### STATED TASK
Return, word for word, every line that follows.

---------------

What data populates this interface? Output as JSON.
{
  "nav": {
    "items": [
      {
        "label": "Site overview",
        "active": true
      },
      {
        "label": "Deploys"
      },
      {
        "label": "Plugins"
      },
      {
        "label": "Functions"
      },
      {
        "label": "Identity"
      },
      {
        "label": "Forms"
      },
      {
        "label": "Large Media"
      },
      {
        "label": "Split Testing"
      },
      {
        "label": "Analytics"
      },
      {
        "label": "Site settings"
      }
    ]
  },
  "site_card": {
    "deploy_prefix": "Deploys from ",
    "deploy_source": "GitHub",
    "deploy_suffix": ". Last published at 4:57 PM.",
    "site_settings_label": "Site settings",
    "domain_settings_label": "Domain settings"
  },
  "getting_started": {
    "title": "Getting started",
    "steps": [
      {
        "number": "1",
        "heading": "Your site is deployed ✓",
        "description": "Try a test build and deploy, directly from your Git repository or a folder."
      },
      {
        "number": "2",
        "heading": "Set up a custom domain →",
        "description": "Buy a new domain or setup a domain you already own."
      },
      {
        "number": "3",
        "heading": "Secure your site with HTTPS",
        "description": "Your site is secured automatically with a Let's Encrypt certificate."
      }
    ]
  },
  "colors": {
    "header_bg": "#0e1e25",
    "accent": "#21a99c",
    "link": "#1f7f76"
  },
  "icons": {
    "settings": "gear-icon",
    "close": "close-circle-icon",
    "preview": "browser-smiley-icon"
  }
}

---------------

### WORKED ANSWER
What data populates this interface? Output as JSON.
{
  "nav": {
    "items": [
      {
        "label": "Site overview",
        "active": true
      },
      {
        "label": "Deploys"
      },
      {
        "label": "Plugins"
      },
      {
        "label": "Functions"
      },
      {
        "label": "Identity"
      },
      {
        "label": "Forms"
      },
      {
        "label": "Large Media"
      },
      {
        "label": "Split Testing"
      },
      {
        "label": "Analytics"
      },
      {
        "label": "Site settings"
      }
    ]
  },
  "site_card": {
    "deploy_prefix": "Deploys from ",
    "deploy_source": "GitHub",
    "deploy_suffix": ". Last published at 4:57 PM.",
    "site_settings_label": "Site settings",
    "domain_settings_label": "Domain settings"
  },
  "getting_started": {
    "title": "Getting started",
    "steps": [
      {
        "number": "1",
        "heading": "Your site is deployed ✓",
        "description": "Try a test build and deploy, directly from your Git repository or a folder."
      },
      {
        "number": "2",
        "heading": "Set up a custom domain →",
        "description": "Buy a new domain or setup a domain you already own."
      },
      {
        "number": "3",
        "heading": "Secure your site with HTTPS",
        "description": "Your site is secured automatically with a Let's Encrypt certificate."
      }
    ]
  },
  "colors": {
    "header_bg": "#0e1e25",
    "accent": "#21a99c",
    "link": "#1f7f76"
  },
  "icons": {
    "settings": "gear-icon",
    "close": "close-circle-icon",
    "preview": "browser-smiley-icon"
  }
}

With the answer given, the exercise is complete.